DATA EXTRACT —
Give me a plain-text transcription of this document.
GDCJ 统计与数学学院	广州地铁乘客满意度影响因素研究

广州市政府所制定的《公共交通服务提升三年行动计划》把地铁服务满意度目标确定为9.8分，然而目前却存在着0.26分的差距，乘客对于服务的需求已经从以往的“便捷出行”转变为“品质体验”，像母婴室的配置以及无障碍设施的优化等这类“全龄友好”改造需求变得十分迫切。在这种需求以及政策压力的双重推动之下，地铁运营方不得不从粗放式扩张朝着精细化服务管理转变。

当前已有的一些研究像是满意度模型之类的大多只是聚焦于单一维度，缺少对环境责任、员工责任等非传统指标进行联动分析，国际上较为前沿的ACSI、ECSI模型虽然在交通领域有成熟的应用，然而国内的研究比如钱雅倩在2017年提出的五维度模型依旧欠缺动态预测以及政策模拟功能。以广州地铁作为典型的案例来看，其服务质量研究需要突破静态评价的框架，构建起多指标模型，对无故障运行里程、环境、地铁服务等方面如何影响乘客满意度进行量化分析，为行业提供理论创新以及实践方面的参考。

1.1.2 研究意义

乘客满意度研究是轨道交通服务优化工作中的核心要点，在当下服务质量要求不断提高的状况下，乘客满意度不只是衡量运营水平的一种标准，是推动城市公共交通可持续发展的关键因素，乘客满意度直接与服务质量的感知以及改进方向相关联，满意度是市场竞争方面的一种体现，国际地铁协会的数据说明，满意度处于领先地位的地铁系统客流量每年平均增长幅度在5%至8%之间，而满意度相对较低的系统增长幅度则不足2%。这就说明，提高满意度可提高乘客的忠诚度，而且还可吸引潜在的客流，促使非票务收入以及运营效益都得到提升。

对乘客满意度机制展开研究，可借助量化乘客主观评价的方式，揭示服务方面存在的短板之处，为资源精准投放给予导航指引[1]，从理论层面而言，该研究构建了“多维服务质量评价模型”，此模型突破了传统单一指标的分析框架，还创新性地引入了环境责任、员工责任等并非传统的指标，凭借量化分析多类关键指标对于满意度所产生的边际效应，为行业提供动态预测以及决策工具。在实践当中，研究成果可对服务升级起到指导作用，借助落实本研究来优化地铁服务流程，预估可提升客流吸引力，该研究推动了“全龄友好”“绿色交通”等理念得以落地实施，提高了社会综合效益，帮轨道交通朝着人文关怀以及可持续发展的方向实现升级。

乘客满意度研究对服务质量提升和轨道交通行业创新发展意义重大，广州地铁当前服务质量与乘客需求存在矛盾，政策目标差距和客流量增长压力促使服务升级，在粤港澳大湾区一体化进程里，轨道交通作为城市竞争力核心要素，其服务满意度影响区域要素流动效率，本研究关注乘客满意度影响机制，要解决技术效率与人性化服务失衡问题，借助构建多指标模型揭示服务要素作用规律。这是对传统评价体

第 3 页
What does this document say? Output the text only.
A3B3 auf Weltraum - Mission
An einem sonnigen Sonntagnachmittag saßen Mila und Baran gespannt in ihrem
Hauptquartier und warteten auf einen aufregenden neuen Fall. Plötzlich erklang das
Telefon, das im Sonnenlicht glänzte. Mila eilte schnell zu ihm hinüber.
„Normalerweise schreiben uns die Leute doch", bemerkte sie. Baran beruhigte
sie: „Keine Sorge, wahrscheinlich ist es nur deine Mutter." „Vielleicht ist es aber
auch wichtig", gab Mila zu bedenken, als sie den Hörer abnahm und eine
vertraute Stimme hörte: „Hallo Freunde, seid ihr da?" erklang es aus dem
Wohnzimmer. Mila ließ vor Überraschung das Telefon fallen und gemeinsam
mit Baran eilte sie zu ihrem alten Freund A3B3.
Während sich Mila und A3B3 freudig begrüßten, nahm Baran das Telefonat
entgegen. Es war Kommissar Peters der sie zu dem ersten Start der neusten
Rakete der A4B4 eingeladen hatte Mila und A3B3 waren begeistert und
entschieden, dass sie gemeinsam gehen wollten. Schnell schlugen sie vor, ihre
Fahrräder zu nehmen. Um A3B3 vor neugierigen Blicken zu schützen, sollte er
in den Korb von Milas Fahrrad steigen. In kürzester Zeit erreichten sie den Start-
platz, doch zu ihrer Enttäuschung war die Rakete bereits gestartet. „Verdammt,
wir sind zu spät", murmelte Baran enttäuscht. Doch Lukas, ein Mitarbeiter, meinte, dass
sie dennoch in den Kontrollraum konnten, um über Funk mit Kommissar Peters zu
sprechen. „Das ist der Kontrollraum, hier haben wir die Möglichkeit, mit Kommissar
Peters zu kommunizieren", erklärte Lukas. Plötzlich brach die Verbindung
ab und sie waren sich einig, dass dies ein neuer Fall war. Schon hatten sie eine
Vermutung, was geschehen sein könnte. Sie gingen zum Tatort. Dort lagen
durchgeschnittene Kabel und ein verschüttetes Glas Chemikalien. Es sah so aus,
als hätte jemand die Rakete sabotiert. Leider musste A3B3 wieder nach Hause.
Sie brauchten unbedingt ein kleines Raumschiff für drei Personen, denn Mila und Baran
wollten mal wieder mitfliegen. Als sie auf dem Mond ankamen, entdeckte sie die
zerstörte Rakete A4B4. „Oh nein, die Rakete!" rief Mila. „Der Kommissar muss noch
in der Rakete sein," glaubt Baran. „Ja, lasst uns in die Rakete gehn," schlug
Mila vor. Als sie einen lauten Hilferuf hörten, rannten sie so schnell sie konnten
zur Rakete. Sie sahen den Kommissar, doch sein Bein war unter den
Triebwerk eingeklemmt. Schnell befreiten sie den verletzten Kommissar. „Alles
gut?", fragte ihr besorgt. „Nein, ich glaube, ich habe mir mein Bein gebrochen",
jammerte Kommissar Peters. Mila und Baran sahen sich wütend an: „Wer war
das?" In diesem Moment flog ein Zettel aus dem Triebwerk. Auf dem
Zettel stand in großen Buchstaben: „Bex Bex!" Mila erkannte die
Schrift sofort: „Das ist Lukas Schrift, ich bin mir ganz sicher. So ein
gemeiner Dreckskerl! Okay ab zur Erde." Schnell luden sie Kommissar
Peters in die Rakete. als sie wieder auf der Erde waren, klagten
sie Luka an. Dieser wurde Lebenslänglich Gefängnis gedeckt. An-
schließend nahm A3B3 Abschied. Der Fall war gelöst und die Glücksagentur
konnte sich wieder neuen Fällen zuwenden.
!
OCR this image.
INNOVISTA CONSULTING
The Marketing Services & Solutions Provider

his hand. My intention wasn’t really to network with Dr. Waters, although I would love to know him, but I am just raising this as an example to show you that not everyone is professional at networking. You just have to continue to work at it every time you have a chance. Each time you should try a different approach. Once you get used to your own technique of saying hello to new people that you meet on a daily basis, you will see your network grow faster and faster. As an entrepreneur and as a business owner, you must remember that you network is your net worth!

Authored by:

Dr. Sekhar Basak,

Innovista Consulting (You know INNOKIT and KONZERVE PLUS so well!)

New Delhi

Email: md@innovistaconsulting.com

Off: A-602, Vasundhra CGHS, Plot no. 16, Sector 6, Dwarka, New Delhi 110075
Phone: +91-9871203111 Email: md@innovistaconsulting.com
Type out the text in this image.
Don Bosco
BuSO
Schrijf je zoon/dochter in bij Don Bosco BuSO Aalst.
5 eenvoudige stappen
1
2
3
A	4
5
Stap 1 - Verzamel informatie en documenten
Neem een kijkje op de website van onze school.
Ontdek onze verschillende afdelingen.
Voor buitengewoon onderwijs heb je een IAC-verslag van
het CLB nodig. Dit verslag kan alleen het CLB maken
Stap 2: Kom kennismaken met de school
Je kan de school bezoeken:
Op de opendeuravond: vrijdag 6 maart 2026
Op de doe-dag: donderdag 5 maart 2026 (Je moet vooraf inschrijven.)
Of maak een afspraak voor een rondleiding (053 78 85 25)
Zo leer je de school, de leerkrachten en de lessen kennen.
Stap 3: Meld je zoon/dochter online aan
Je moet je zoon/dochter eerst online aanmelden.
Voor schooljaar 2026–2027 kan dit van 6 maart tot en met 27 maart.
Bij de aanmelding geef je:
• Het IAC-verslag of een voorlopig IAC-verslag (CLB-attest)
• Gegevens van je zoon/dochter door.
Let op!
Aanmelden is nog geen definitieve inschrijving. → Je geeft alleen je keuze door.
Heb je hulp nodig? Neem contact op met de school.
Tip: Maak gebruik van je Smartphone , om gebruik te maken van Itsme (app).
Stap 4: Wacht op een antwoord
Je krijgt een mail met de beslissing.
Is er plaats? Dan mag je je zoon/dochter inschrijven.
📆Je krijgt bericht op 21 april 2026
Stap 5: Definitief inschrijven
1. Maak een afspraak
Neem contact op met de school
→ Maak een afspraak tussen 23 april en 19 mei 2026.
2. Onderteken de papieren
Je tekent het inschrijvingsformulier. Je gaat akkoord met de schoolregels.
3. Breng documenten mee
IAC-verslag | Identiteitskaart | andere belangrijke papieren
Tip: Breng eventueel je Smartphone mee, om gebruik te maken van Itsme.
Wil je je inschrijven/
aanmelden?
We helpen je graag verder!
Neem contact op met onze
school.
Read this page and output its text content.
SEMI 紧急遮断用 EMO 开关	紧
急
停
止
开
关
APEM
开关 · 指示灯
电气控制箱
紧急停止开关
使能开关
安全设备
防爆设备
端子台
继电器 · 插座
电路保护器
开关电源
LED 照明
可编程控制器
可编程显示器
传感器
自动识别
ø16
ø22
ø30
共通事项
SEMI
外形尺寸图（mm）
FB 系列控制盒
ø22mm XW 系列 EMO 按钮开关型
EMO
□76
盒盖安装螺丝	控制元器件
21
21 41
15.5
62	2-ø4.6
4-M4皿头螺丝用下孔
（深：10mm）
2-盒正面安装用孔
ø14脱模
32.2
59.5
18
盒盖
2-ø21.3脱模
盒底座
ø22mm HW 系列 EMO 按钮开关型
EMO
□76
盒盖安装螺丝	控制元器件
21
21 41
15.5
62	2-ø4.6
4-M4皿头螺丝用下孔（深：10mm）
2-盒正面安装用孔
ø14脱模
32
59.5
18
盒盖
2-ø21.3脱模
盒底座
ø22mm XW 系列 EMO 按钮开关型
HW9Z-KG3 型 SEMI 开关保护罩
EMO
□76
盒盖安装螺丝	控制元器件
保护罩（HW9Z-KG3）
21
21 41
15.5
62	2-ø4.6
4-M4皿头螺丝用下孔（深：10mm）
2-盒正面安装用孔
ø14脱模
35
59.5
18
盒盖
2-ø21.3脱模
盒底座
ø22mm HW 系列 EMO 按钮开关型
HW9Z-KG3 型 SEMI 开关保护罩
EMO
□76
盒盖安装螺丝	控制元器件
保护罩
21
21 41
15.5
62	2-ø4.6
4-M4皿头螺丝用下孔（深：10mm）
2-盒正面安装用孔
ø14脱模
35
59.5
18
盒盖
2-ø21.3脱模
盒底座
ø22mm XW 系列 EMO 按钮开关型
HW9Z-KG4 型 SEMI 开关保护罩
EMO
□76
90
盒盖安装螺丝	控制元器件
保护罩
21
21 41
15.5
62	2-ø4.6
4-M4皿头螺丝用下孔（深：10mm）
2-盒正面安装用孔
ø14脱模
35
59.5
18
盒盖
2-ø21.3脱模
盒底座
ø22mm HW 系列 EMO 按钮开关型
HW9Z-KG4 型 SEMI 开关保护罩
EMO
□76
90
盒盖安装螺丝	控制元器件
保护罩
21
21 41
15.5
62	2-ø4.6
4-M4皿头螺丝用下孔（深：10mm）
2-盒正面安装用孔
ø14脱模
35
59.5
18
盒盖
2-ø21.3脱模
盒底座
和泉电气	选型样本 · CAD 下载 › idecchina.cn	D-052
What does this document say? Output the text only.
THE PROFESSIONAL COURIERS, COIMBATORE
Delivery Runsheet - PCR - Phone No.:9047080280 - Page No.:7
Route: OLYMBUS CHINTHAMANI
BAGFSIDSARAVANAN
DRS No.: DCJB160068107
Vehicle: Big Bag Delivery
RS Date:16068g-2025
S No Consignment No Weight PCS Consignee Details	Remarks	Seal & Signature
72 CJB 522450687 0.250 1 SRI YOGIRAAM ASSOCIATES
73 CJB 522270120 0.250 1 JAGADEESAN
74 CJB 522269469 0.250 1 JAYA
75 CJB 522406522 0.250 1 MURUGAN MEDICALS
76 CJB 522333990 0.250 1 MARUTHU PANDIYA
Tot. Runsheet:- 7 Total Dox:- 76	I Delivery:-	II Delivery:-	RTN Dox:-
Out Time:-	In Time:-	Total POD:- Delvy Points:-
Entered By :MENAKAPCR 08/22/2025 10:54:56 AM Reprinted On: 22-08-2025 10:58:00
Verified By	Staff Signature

THE TASK — Pick out the lines above containing the word "innovistaconsulting", then copy them.

TASK OUTPUT —
Email: md@innovistaconsulting.com
Phone: +91-9871203111 Email: md@innovistaconsulting.com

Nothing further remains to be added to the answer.